> _Instructions for the task_: Without the pictures, print each of the records below exactly as it appears.

─── Exercise data ───

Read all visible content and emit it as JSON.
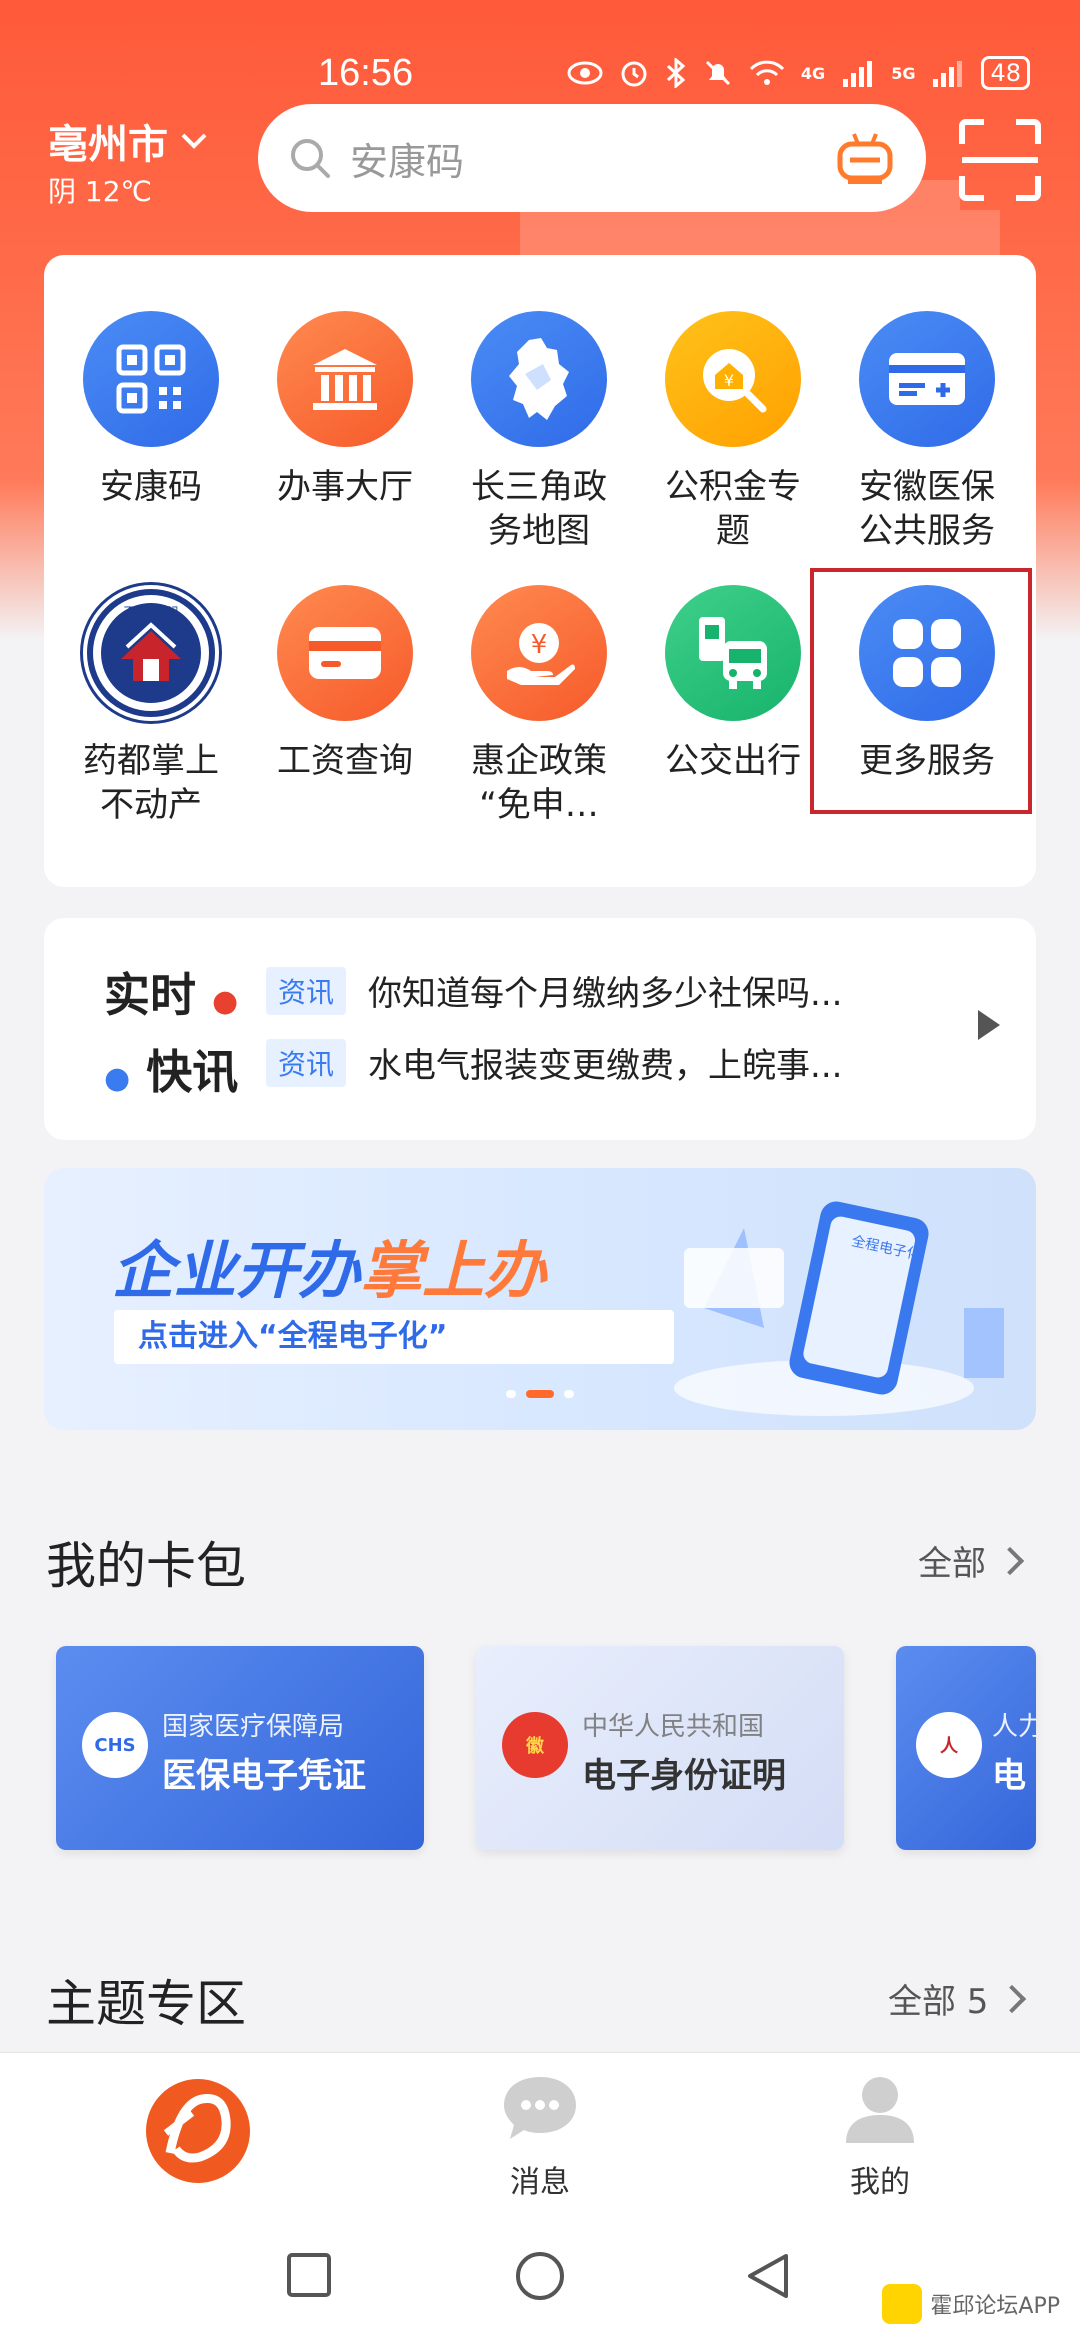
{
  "status_bar": {
    "time": "16:56",
    "signal_4g": "4G",
    "signal_5g": "5G",
    "battery": "48"
  },
  "header": {
    "city": "亳州市",
    "weather": "阴 12℃",
    "search_placeholder": "安康码"
  },
  "services": [
    {
      "label": "安康码",
      "icon": "qr-code-icon"
    },
    {
      "label": "办事大厅",
      "icon": "hall-building-icon"
    },
    {
      "label": "长三角政务地图",
      "icon": "map-icon"
    },
    {
      "label": "公积金专题",
      "icon": "housing-fund-icon"
    },
    {
      "label": "安徽医保公共服务",
      "icon": "medical-card-icon"
    },
    {
      "label": "药都掌上不动产",
      "icon": "real-estate-seal-icon"
    },
    {
      "label": "工资查询",
      "icon": "wallet-card-icon"
    },
    {
      "label": "惠企政策“免申…",
      "icon": "yuan-hand-icon"
    },
    {
      "label": "公交出行",
      "icon": "bus-icon"
    },
    {
      "label": "更多服务",
      "icon": "grid-more-icon"
    }
  ],
  "services_display": [
    [
      "安康码"
    ],
    [
      "办事大厅"
    ],
    [
      "长三角政",
      "务地图"
    ],
    [
      "公积金专",
      "题"
    ],
    [
      "安徽医保",
      "公共服务"
    ],
    [
      "药都掌上",
      "不动产"
    ],
    [
      "工资查询"
    ],
    [
      "惠企政策",
      "“免申…"
    ],
    [
      "公交出行"
    ],
    [
      "更多服务"
    ]
  ],
  "seal_text": "不动产登记",
  "news": {
    "brand_line1": "实时",
    "brand_line2": "快讯",
    "items": [
      {
        "tag": "资讯",
        "text": "你知道每个月缴纳多少社保吗..."
      },
      {
        "tag": "资讯",
        "text": "水电气报装变更缴费，上皖事..."
      }
    ]
  },
  "banner": {
    "title_blue": "企业开办",
    "title_orange": "掌上办",
    "subtitle": "点击进入“全程电子化”",
    "phone_label": "全程电子化"
  },
  "wallet": {
    "title": "我的卡包",
    "more": "全部",
    "cards": [
      {
        "logo": "CHS",
        "org": "国家医疗保障局",
        "name": "医保电子凭证"
      },
      {
        "logo": "徽",
        "org": "中华人民共和国",
        "name": "电子身份证明"
      },
      {
        "logo": "人",
        "org": "人力",
        "name": "电"
      }
    ]
  },
  "topics": {
    "title": "主题专区",
    "more": "全部 5"
  },
  "tabbar": {
    "tabs": [
      {
        "label": "",
        "icon": "home-logo-icon"
      },
      {
        "label": "消息",
        "icon": "message-bubble-icon"
      },
      {
        "label": "我的",
        "icon": "person-icon"
      }
    ]
  },
  "watermark": "霍邱论坛APP",
  "colors": {
    "brand_red": "#ff5a3a",
    "accent_blue": "#2f6be8",
    "highlight_border": "#c9262e"
  }
}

───

> _Task solution_:
Read all visible content and emit it as JSON.
{
  "status_bar": {
    "time": "16:56",
    "signal_4g": "4G",
    "signal_5g": "5G",
    "battery": "48"
  },
  "header": {
    "city": "亳州市",
    "weather": "阴 12℃",
    "search_placeholder": "安康码"
  },
  "services": [
    {
      "label": "安康码",
      "icon": "qr-code-icon"
    },
    {
      "label": "办事大厅",
      "icon": "hall-building-icon"
    },
    {
      "label": "长三角政务地图",
      "icon": "map-icon"
    },
    {
      "label": "公积金专题",
      "icon": "housing-fund-icon"
    },
    {
      "label": "安徽医保公共服务",
      "icon": "medical-card-icon"
    },
    {
      "label": "药都掌上不动产",
      "icon": "real-estate-seal-icon"
    },
    {
      "label": "工资查询",
      "icon": "wallet-card-icon"
    },
    {
      "label": "惠企政策“免申…",
      "icon": "yuan-hand-icon"
    },
    {
      "label": "公交出行",
      "icon": "bus-icon"
    },
    {
      "label": "更多服务",
      "icon": "grid-more-icon"
    }
  ],
  "services_display": [
    [
      "安康码"
    ],
    [
      "办事大厅"
    ],
    [
      "长三角政",
      "务地图"
    ],
    [
      "公积金专",
      "题"
    ],
    [
      "安徽医保",
      "公共服务"
    ],
    [
      "药都掌上",
      "不动产"
    ],
    [
      "工资查询"
    ],
    [
      "惠企政策",
      "“免申…"
    ],
    [
      "公交出行"
    ],
    [
      "更多服务"
    ]
  ],
  "seal_text": "不动产登记",
  "news": {
    "brand_line1": "实时",
    "brand_line2": "快讯",
    "items": [
      {
        "tag": "资讯",
        "text": "你知道每个月缴纳多少社保吗..."
      },
      {
        "tag": "资讯",
        "text": "水电气报装变更缴费，上皖事..."
      }
    ]
  },
  "banner": {
    "title_blue": "企业开办",
    "title_orange": "掌上办",
    "subtitle": "点击进入“全程电子化”",
    "phone_label": "全程电子化"
  },
  "wallet": {
    "title": "我的卡包",
    "more": "全部",
    "cards": [
      {
        "logo": "CHS",
        "org": "国家医疗保障局",
        "name": "医保电子凭证"
      },
      {
        "logo": "徽",
        "org": "中华人民共和国",
        "name": "电子身份证明"
      },
      {
        "logo": "人",
        "org": "人力",
        "name": "电"
      }
    ]
  },
  "topics": {
    "title": "主题专区",
    "more": "全部 5"
  },
  "tabbar": {
    "tabs": [
      {
        "label": "",
        "icon": "home-logo-icon"
      },
      {
        "label": "消息",
        "icon": "message-bubble-icon"
      },
      {
        "label": "我的",
        "icon": "person-icon"
      }
    ]
  },
  "watermark": "霍邱论坛APP",
  "colors": {
    "brand_red": "#ff5a3a",
    "accent_blue": "#2f6be8",
    "highlight_border": "#c9262e"
  }
}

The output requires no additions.